____ Provided data

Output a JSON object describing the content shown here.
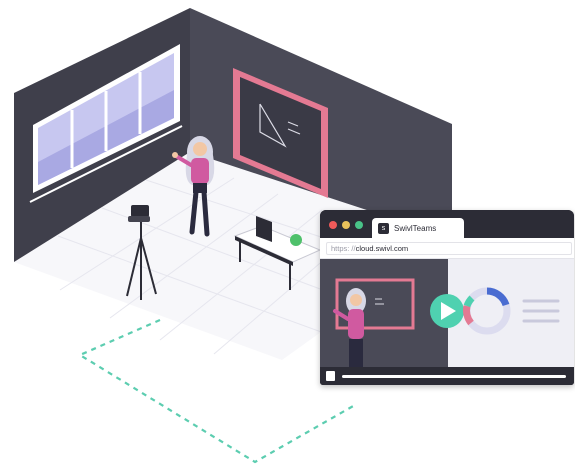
{
  "browser": {
    "tab_label": "SwivlTeams",
    "tab_logo": "s",
    "url_scheme": "https: //",
    "url_host": "cloud.swivl.com"
  },
  "icons": {
    "play": "play-icon",
    "donut": "donut-chart-icon",
    "logo": "swivl-logo-icon"
  },
  "colors": {
    "dark": "#2c2c36",
    "wall_left": "#3f3f4b",
    "wall_right": "#4a4a57",
    "accent_pink": "#e47a93",
    "accent_teal": "#4fd1b0",
    "window_lilac": "#c7c7f0",
    "dash_teal": "#5ccdb0"
  }
}
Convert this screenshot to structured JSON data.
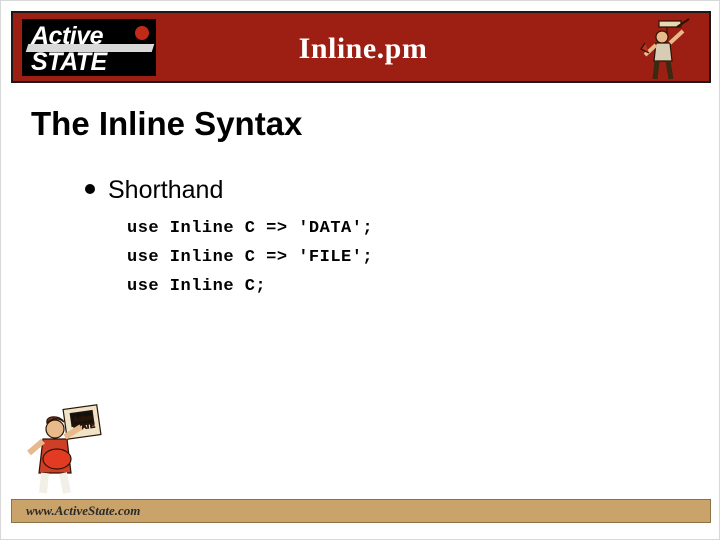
{
  "slide": {
    "header": {
      "title": "Inline.pm",
      "logo": {
        "line1": "Active",
        "line2": "STATE"
      },
      "mascot_icon": "activestate-mascot-icon"
    },
    "heading": "The Inline Syntax",
    "bullets": [
      {
        "label": "Shorthand",
        "code": "use Inline C => 'DATA';\nuse Inline C => 'FILE';\nuse Inline C;"
      }
    ],
    "footer": {
      "url": "www.ActiveState.com",
      "mascot_icon": "activestate-mascot-icon"
    },
    "colors": {
      "header_band": "#9d1f13",
      "footer_band": "#c9a36a",
      "logo_background": "#000000",
      "text": "#000000"
    }
  }
}
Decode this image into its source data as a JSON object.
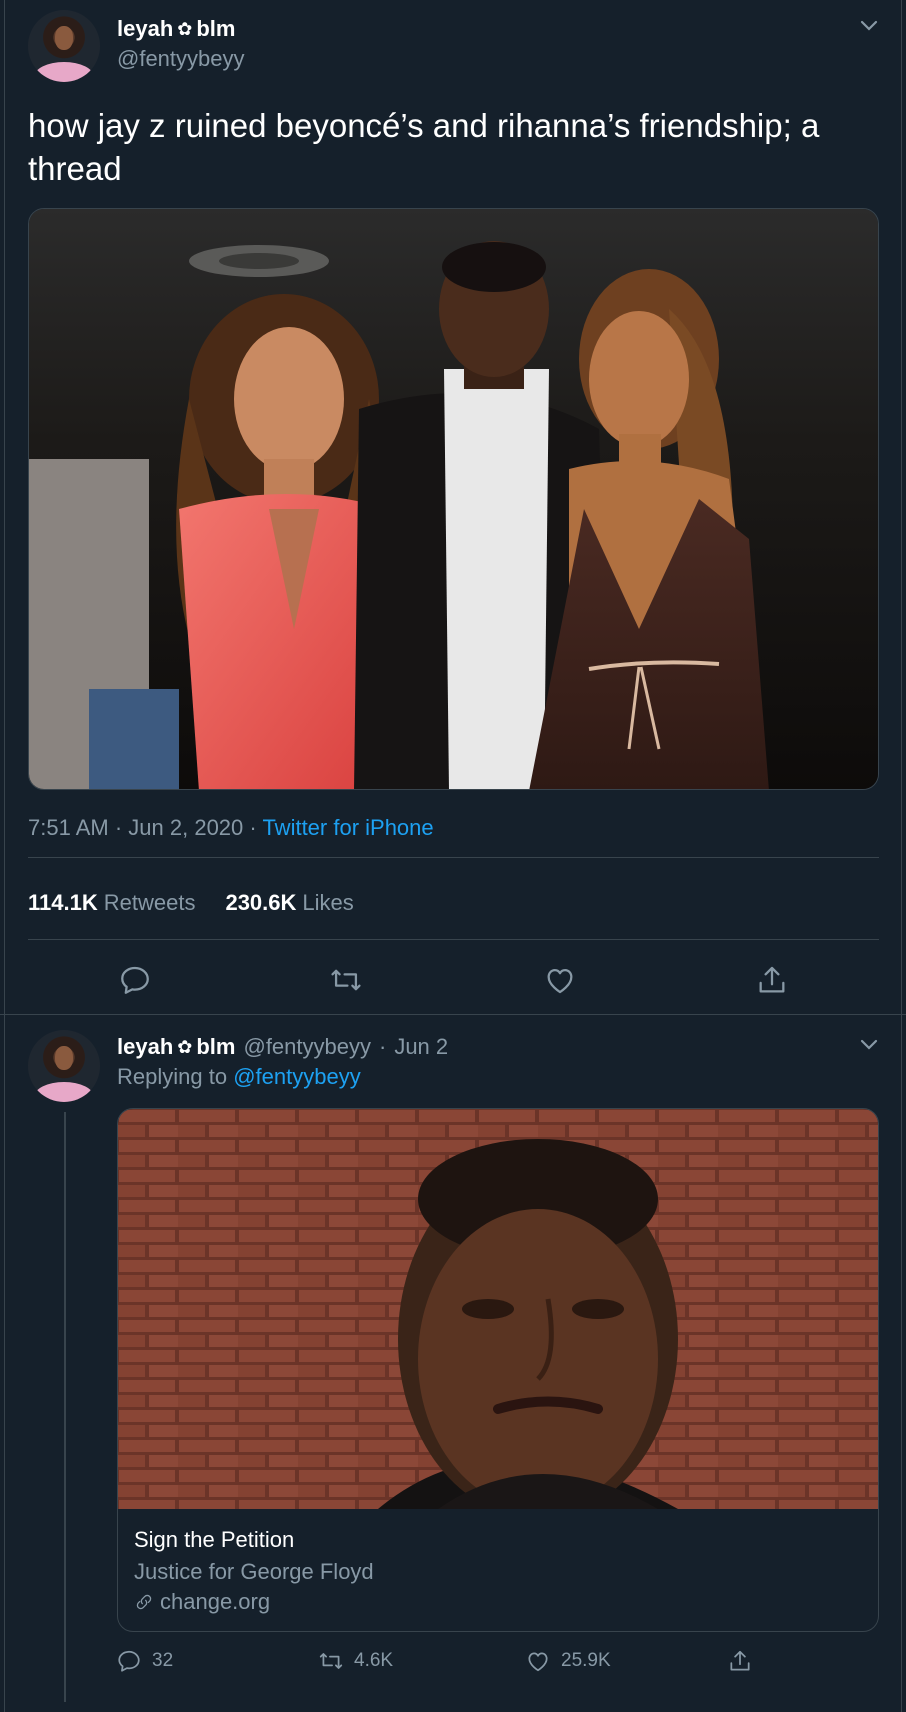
{
  "main_tweet": {
    "display_name": "leyah",
    "flower_glyph": "✿",
    "display_name_suffix": "blm",
    "handle": "@fentyybeyy",
    "text": "how jay z ruined beyoncé’s and rihanna’s friendship; a thread",
    "time": "7:51 AM",
    "date": "Jun 2, 2020",
    "separator": "·",
    "source": "Twitter for iPhone",
    "retweets_count": "114.1K",
    "retweets_label": "Retweets",
    "likes_count": "230.6K",
    "likes_label": "Likes"
  },
  "reply_tweet": {
    "display_name": "leyah",
    "flower_glyph": "✿",
    "display_name_suffix": "blm",
    "handle": "@fentyybeyy",
    "separator": "·",
    "date": "Jun 2",
    "replying_label": "Replying to",
    "replying_handle": "@fentyybeyy",
    "card": {
      "title": "Sign the Petition",
      "description": "Justice for George Floyd",
      "domain": "change.org"
    },
    "reply_count": "32",
    "retweet_count": "4.6K",
    "like_count": "25.9K"
  },
  "icons": [
    "chevron-down-icon",
    "reply-icon",
    "retweet-icon",
    "like-icon",
    "share-icon",
    "link-icon"
  ],
  "colors": {
    "background": "#15202b",
    "border": "#38444d",
    "secondary_text": "#8899a6",
    "accent": "#1da1f2"
  }
}
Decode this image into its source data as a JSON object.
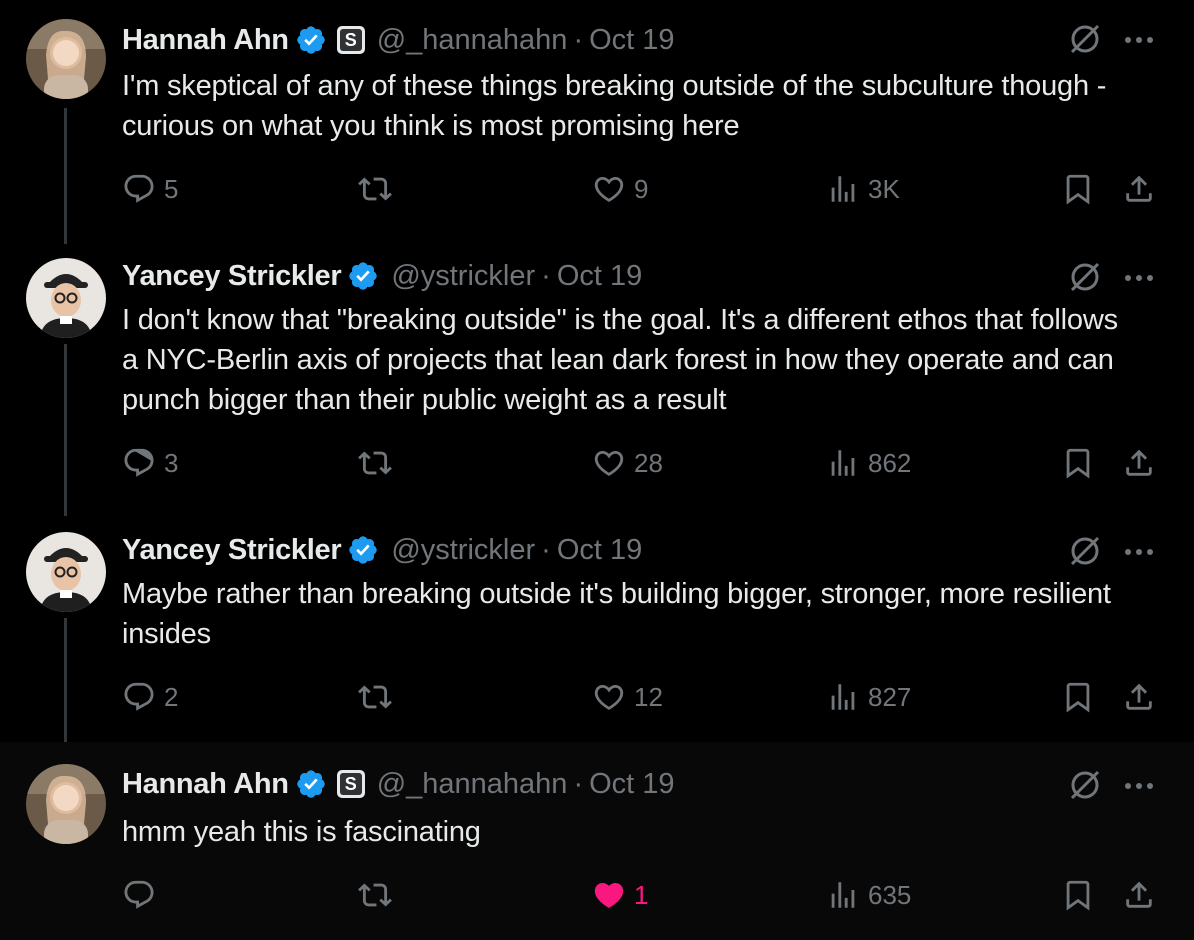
{
  "tweets": [
    {
      "name": "Hannah Ahn",
      "badge": "S",
      "handle": "@_hannahahn",
      "sep": "·",
      "date": "Oct 19",
      "text": "I'm skeptical of any of these things breaking outside of the subculture though - curious on what you think is most promising here",
      "replies": "5",
      "retweets": "",
      "likes": "9",
      "views": "3K",
      "liked": false
    },
    {
      "name": "Yancey Strickler",
      "handle": "@ystrickler",
      "sep": "·",
      "date": "Oct 19",
      "text": "I don't know that \"breaking outside\" is the goal. It's a different ethos that follows a NYC-Berlin axis of projects that lean dark forest in how they operate and can punch bigger than their public weight as a result",
      "replies": "3",
      "retweets": "",
      "likes": "28",
      "views": "862",
      "liked": false
    },
    {
      "name": "Yancey Strickler",
      "handle": "@ystrickler",
      "sep": "·",
      "date": "Oct 19",
      "text": "Maybe rather than breaking outside it's building bigger, stronger, more resilient insides",
      "replies": "2",
      "retweets": "",
      "likes": "12",
      "views": "827",
      "liked": false
    },
    {
      "name": "Hannah Ahn",
      "badge": "S",
      "handle": "@_hannahahn",
      "sep": "·",
      "date": "Oct 19",
      "text": "hmm yeah this is fascinating",
      "replies": "",
      "retweets": "",
      "likes": "1",
      "views": "635",
      "liked": true
    }
  ],
  "colors": {
    "background": "#000000",
    "text": "#e7e9ea",
    "muted": "#71767b",
    "verified": "#1d9bf0",
    "like_active": "#f91880"
  }
}
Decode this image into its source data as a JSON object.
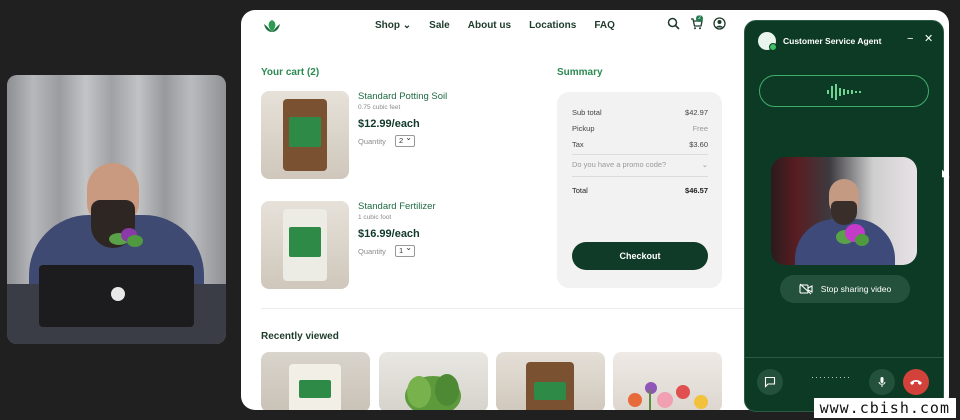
{
  "nav": {
    "links": [
      "Shop",
      "Sale",
      "About us",
      "Locations",
      "FAQ"
    ],
    "cart_count": "2"
  },
  "cart": {
    "title": "Your cart (2)",
    "items": [
      {
        "name": "Standard Potting Soil",
        "size": "0.75 cubic feet",
        "price": "$12.99/each",
        "qty_label": "Quantity",
        "qty": "2"
      },
      {
        "name": "Standard Fertilizer",
        "size": "1 cubic foot",
        "price": "$16.99/each",
        "qty_label": "Quantity",
        "qty": "1"
      }
    ]
  },
  "summary": {
    "title": "Summary",
    "subtotal_label": "Sub total",
    "subtotal": "$42.97",
    "pickup_label": "Pickup",
    "pickup": "Free",
    "tax_label": "Tax",
    "tax": "$3.60",
    "promo": "Do you have a promo code?",
    "total_label": "Total",
    "total": "$46.57",
    "checkout": "Checkout"
  },
  "recent": {
    "title": "Recently viewed"
  },
  "agent": {
    "title": "Customer Service Agent",
    "stop_sharing": "Stop sharing video"
  },
  "watermark": "www.cbish.com",
  "colors": {
    "brand_dark": "#0f3b28",
    "brand_green": "#2c8a52",
    "agent_bg": "#0d3a25",
    "end_call": "#d3423a"
  }
}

________

*Written problem:* From the entries above, output every line exactly and omit any image.

*Solution for this exercise:*
Output a JSON object describing the content shown here.
{
  "browser": {
    "tab_label": "SwivlTeams",
    "tab_logo": "s",
    "url_scheme": "https: //",
    "url_host": "cloud.swivl.com"
  },
  "icons": {
    "play": "play-icon",
    "donut": "donut-chart-icon",
    "logo": "swivl-logo-icon"
  },
  "colors": {
    "dark": "#2c2c36",
    "wall_left": "#3f3f4b",
    "wall_right": "#4a4a57",
    "accent_pink": "#e47a93",
    "accent_teal": "#4fd1b0",
    "window_lilac": "#c7c7f0",
    "dash_teal": "#5ccdb0"
  }
}
Convert this screenshot to structured JSON data.
{
  "slide": {
    "header": {
      "title": "Inline.pm",
      "logo": {
        "line1": "Active",
        "line2": "STATE"
      },
      "mascot_icon": "activestate-mascot-icon"
    },
    "heading": "The Inline Syntax",
    "bullets": [
      {
        "label": "Shorthand",
        "code": "use Inline C => 'DATA';\nuse Inline C => 'FILE';\nuse Inline C;"
      }
    ],
    "footer": {
      "url": "www.ActiveState.com",
      "mascot_icon": "activestate-mascot-icon"
    },
    "colors": {
      "header_band": "#9d1f13",
      "footer_band": "#c9a36a",
      "logo_background": "#000000",
      "text": "#000000"
    }
  }
}
Decode this image into its source data as a JSON object.
{
  "main_tweet": {
    "display_name": "leyah",
    "flower_glyph": "✿",
    "display_name_suffix": "blm",
    "handle": "@fentyybeyy",
    "text": "how jay z ruined beyoncé’s and rihanna’s friendship; a thread",
    "time": "7:51 AM",
    "date": "Jun 2, 2020",
    "separator": "·",
    "source": "Twitter for iPhone",
    "retweets_count": "114.1K",
    "retweets_label": "Retweets",
    "likes_count": "230.6K",
    "likes_label": "Likes"
  },
  "reply_tweet": {
    "display_name": "leyah",
    "flower_glyph": "✿",
    "display_name_suffix": "blm",
    "handle": "@fentyybeyy",
    "separator": "·",
    "date": "Jun 2",
    "replying_label": "Replying to",
    "replying_handle": "@fentyybeyy",
    "card": {
      "title": "Sign the Petition",
      "description": "Justice for George Floyd",
      "domain": "change.org"
    },
    "reply_count": "32",
    "retweet_count": "4.6K",
    "like_count": "25.9K"
  },
  "icons": [
    "chevron-down-icon",
    "reply-icon",
    "retweet-icon",
    "like-icon",
    "share-icon",
    "link-icon"
  ],
  "colors": {
    "background": "#15202b",
    "border": "#38444d",
    "secondary_text": "#8899a6",
    "accent": "#1da1f2"
  }
}
Decode this image into its source data as a JSON object.
{
  "tweets": [
    {
      "name": "Hannah Ahn",
      "badge": "S",
      "handle": "@_hannahahn",
      "sep": "·",
      "date": "Oct 19",
      "text": "I'm skeptical of any of these things breaking outside of the subculture though - curious on what you think is most promising here",
      "replies": "5",
      "retweets": "",
      "likes": "9",
      "views": "3K",
      "liked": false
    },
    {
      "name": "Yancey Strickler",
      "handle": "@ystrickler",
      "sep": "·",
      "date": "Oct 19",
      "text": "I don't know that \"breaking outside\" is the goal. It's a different ethos that follows a NYC-Berlin axis of projects that lean dark forest in how they operate and can punch bigger than their public weight as a result",
      "replies": "3",
      "retweets": "",
      "likes": "28",
      "views": "862",
      "liked": false
    },
    {
      "name": "Yancey Strickler",
      "handle": "@ystrickler",
      "sep": "·",
      "date": "Oct 19",
      "text": "Maybe rather than breaking outside it's building bigger, stronger, more resilient insides",
      "replies": "2",
      "retweets": "",
      "likes": "12",
      "views": "827",
      "liked": false
    },
    {
      "name": "Hannah Ahn",
      "badge": "S",
      "handle": "@_hannahahn",
      "sep": "·",
      "date": "Oct 19",
      "text": "hmm yeah this is fascinating",
      "replies": "",
      "retweets": "",
      "likes": "1",
      "views": "635",
      "liked": true
    }
  ],
  "colors": {
    "background": "#000000",
    "text": "#e7e9ea",
    "muted": "#71767b",
    "verified": "#1d9bf0",
    "like_active": "#f91880"
  }
}
Decode this image into its source data as a JSON object.
{
  "nav": {
    "links": [
      "Shop",
      "Sale",
      "About us",
      "Locations",
      "FAQ"
    ],
    "cart_count": "2"
  },
  "cart": {
    "title": "Your cart (2)",
    "items": [
      {
        "name": "Standard Potting Soil",
        "size": "0.75 cubic feet",
        "price": "$12.99/each",
        "qty_label": "Quantity",
        "qty": "2"
      },
      {
        "name": "Standard Fertilizer",
        "size": "1 cubic foot",
        "price": "$16.99/each",
        "qty_label": "Quantity",
        "qty": "1"
      }
    ]
  },
  "summary": {
    "title": "Summary",
    "subtotal_label": "Sub total",
    "subtotal": "$42.97",
    "pickup_label": "Pickup",
    "pickup": "Free",
    "tax_label": "Tax",
    "tax": "$3.60",
    "promo": "Do you have a promo code?",
    "total_label": "Total",
    "total": "$46.57",
    "checkout": "Checkout"
  },
  "recent": {
    "title": "Recently viewed"
  },
  "agent": {
    "title": "Customer Service Agent",
    "stop_sharing": "Stop sharing video"
  },
  "watermark": "www.cbish.com",
  "colors": {
    "brand_dark": "#0f3b28",
    "brand_green": "#2c8a52",
    "agent_bg": "#0d3a25",
    "end_call": "#d3423a"
  }
}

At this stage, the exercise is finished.